> [What the task requires]:
Repeat the listing in full. Nothing may be added or left out.

# # # # # # #

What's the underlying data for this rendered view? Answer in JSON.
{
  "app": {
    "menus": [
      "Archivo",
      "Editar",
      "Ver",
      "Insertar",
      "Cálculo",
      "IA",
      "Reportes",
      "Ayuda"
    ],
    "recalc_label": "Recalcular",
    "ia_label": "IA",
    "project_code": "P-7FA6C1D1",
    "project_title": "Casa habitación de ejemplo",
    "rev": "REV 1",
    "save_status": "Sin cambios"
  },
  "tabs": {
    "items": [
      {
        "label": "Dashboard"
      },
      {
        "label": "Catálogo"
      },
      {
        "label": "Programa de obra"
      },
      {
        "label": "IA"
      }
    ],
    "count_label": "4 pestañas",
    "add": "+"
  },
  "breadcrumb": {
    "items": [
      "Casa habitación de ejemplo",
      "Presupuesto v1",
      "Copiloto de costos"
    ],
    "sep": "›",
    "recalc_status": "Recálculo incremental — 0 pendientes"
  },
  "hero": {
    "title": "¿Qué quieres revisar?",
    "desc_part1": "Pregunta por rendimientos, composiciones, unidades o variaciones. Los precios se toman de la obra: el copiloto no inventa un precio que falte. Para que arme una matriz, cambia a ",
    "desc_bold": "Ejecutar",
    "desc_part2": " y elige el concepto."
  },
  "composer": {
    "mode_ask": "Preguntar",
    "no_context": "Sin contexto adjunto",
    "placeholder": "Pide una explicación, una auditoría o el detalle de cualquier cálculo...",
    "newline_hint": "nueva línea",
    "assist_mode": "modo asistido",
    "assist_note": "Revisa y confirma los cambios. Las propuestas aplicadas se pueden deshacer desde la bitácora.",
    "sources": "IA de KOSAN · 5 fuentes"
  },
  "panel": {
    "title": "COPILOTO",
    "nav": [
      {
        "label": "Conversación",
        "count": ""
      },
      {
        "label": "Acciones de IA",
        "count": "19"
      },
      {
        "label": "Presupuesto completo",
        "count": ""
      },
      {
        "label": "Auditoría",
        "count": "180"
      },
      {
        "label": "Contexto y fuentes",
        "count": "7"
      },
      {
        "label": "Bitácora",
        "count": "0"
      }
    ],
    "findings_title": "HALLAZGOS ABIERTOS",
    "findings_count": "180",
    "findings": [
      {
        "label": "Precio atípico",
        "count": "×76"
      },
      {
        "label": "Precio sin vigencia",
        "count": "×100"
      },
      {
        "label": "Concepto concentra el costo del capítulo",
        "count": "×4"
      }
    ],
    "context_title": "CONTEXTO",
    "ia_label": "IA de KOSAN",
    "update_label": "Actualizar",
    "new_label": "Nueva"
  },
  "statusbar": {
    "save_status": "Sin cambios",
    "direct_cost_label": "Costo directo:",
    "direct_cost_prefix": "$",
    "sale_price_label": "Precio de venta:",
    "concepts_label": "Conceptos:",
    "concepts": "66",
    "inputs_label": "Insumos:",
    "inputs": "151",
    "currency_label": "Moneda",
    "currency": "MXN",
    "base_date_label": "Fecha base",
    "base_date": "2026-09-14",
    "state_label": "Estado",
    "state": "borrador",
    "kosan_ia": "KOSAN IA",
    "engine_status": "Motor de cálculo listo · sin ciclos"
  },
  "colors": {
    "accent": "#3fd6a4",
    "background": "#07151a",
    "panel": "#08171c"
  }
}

# # # # # # #

> [Full solution]:
What's the underlying data for this rendered view? Answer in JSON.
{
  "app": {
    "menus": [
      "Archivo",
      "Editar",
      "Ver",
      "Insertar",
      "Cálculo",
      "IA",
      "Reportes",
      "Ayuda"
    ],
    "recalc_label": "Recalcular",
    "ia_label": "IA",
    "project_code": "P-7FA6C1D1",
    "project_title": "Casa habitación de ejemplo",
    "rev": "REV 1",
    "save_status": "Sin cambios"
  },
  "tabs": {
    "items": [
      {
        "label": "Dashboard"
      },
      {
        "label": "Catálogo"
      },
      {
        "label": "Programa de obra"
      },
      {
        "label": "IA"
      }
    ],
    "count_label": "4 pestañas",
    "add": "+"
  },
  "breadcrumb": {
    "items": [
      "Casa habitación de ejemplo",
      "Presupuesto v1",
      "Copiloto de costos"
    ],
    "sep": "›",
    "recalc_status": "Recálculo incremental — 0 pendientes"
  },
  "hero": {
    "title": "¿Qué quieres revisar?",
    "desc_part1": "Pregunta por rendimientos, composiciones, unidades o variaciones. Los precios se toman de la obra: el copiloto no inventa un precio que falte. Para que arme una matriz, cambia a ",
    "desc_bold": "Ejecutar",
    "desc_part2": " y elige el concepto."
  },
  "composer": {
    "mode_ask": "Preguntar",
    "no_context": "Sin contexto adjunto",
    "placeholder": "Pide una explicación, una auditoría o el detalle de cualquier cálculo...",
    "newline_hint": "nueva línea",
    "assist_mode": "modo asistido",
    "assist_note": "Revisa y confirma los cambios. Las propuestas aplicadas se pueden deshacer desde la bitácora.",
    "sources": "IA de KOSAN · 5 fuentes"
  },
  "panel": {
    "title": "COPILOTO",
    "nav": [
      {
        "label": "Conversación",
        "count": ""
      },
      {
        "label": "Acciones de IA",
        "count": "19"
      },
      {
        "label": "Presupuesto completo",
        "count": ""
      },
      {
        "label": "Auditoría",
        "count": "180"
      },
      {
        "label": "Contexto y fuentes",
        "count": "7"
      },
      {
        "label": "Bitácora",
        "count": "0"
      }
    ],
    "findings_title": "HALLAZGOS ABIERTOS",
    "findings_count": "180",
    "findings": [
      {
        "label": "Precio atípico",
        "count": "×76"
      },
      {
        "label": "Precio sin vigencia",
        "count": "×100"
      },
      {
        "label": "Concepto concentra el costo del capítulo",
        "count": "×4"
      }
    ],
    "context_title": "CONTEXTO",
    "ia_label": "IA de KOSAN",
    "update_label": "Actualizar",
    "new_label": "Nueva"
  },
  "statusbar": {
    "save_status": "Sin cambios",
    "direct_cost_label": "Costo directo:",
    "direct_cost_prefix": "$",
    "sale_price_label": "Precio de venta:",
    "concepts_label": "Conceptos:",
    "concepts": "66",
    "inputs_label": "Insumos:",
    "inputs": "151",
    "currency_label": "Moneda",
    "currency": "MXN",
    "base_date_label": "Fecha base",
    "base_date": "2026-09-14",
    "state_label": "Estado",
    "state": "borrador",
    "kosan_ia": "KOSAN IA",
    "engine_status": "Motor de cálculo listo · sin ciclos"
  },
  "colors": {
    "accent": "#3fd6a4",
    "background": "#07151a",
    "panel": "#08171c"
  }
}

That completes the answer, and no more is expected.